#### QUOTED TEXT:
There is a grim, almost admirable efficiency to murdering a man at a funeral. Consider the logistics for a moment, if you can detach yourself from the performative pearl-clutching that inevitably follows such events. The mourners are already assembled, dressed in their finest bleak attire. The priest is on the clock. The hole is already dug. In terms of project management, turning a memorial service into a double feature is strictly good time management. It is, perhaps, the only instance of efficiency one will ever find in the Mediterranean, a region otherwise defined by lethargic bureaucracy and wine-soaked procrastination.

Yet, the headlines scream that the island of Corsica is 'shocked' by a recent gangland execution amidst the tombstones. Shocked? Really? To be shocked by a murder in Corsica is akin to being stunned that the floor of a movie theater is sticky or that a politician has sold their grandmother for a polling bump. It implies a level of willful ignorance that borders on the pathological. This is not the Cotswolds. This is not some neutered, sanitized suburb where the HOA measures the grass height with a ruler. This is Corsica, a place where the primary export is not olive oil or goat cheese, but the vendetta.

#### Stored items:
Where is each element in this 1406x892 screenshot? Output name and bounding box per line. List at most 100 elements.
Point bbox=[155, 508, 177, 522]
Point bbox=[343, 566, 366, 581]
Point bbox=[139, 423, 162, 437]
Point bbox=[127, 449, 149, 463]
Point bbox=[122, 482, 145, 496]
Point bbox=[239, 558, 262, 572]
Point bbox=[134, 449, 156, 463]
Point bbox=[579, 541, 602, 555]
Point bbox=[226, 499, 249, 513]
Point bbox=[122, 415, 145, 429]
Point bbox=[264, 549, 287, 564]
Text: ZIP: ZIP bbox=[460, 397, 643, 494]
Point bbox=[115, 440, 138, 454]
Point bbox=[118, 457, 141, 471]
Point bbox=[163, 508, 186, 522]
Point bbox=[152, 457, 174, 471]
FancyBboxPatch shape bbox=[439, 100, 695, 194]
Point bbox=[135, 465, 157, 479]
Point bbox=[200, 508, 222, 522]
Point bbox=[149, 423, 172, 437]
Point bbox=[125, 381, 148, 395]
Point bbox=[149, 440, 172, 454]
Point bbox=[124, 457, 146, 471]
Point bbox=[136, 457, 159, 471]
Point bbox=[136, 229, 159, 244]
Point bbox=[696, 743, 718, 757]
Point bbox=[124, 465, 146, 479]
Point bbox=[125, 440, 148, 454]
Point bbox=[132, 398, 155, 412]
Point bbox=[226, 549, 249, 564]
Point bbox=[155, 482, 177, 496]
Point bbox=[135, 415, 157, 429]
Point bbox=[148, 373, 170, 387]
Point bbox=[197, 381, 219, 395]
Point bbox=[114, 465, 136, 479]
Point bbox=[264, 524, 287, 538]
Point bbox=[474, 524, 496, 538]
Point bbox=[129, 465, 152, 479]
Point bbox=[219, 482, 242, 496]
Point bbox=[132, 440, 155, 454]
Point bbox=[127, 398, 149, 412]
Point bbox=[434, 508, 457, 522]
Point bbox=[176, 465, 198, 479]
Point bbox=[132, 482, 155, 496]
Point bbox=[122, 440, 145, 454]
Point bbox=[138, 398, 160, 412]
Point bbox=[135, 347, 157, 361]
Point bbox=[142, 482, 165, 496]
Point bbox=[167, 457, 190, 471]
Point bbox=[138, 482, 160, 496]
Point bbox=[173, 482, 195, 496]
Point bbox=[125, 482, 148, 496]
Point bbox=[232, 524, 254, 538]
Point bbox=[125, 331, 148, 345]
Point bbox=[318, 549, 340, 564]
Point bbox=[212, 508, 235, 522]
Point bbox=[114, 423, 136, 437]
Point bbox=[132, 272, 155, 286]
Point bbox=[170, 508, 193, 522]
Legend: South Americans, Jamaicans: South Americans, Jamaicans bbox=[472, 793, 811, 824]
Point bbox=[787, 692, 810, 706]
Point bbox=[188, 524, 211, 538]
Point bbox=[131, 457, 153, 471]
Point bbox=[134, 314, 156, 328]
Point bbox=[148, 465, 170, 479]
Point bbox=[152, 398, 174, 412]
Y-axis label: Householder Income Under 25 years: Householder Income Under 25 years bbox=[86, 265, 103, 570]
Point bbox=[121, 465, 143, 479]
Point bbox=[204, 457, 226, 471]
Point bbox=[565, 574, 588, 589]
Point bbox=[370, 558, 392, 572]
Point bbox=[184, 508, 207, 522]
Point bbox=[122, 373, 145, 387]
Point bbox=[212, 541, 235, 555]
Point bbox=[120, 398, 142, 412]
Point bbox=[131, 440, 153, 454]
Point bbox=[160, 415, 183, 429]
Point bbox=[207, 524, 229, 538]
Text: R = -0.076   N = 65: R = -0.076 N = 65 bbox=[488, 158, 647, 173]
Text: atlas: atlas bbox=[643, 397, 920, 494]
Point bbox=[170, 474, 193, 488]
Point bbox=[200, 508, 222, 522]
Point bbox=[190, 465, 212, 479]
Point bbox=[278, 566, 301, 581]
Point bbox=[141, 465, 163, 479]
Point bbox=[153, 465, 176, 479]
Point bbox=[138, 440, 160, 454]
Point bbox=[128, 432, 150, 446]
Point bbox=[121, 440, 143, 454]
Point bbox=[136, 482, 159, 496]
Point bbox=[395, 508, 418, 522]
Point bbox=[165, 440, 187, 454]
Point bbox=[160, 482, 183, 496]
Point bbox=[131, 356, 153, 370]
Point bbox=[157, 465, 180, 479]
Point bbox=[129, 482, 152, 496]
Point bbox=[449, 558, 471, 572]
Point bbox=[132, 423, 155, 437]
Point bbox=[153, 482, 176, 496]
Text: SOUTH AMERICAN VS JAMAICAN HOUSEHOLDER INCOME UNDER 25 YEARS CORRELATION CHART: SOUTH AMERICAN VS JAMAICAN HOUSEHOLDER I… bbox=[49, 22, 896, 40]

#### TASKS TO CARRY OUT:
A. In the essay on the Corsica funeral killing, what does the writer name as the island's primary export?
B. Please continue the essay on the Corsica funeral killing, picking up right after its final sentence.

#### TASK-BY-TASK ANSWERS:
A. The vendetta.

B.
Let us dismantle the word 'idyllic,' which every lazy journalist slaps onto descriptions of this rock like a garnish on a plate of rancid meat. Yes, the water is blue. Yes, the cliffs are dramatic. But beneath that postcard veneer lies a societal structure that hasn't evolved significantly since the Bronze Age. We are talking about a locale that boasts one of the highest murder rates in France, a statistic that stands as a testament to the local populace’s conflict resolution skills. When a disagreement arises in civilization, one sues. In the 'idyllic' south, one waits for a funeral procession and opens fire. It is tribalism masquerading as romantic outlaw culture, and frankly, it is boring.

The tragedy here isn't just the loss of life—though I’m sure the deceased was a paragon of virtue, as all gangland targets inevitably are in the teary-eyed retrospectives of their accomplices. The tragedy is the collective delusion that this is an anomaly. The 'Isle of Beauty' has a long, illustrious history of blowing things up. Post offices, police stations, holiday villas, and each other. The violence is as much a part of the terroir as the grapes. To pretend otherwise is to engage in a fantasy where human nature is fundamentally good, rather than a simmering pot of greed and violence held in check only by the threat of incarceration.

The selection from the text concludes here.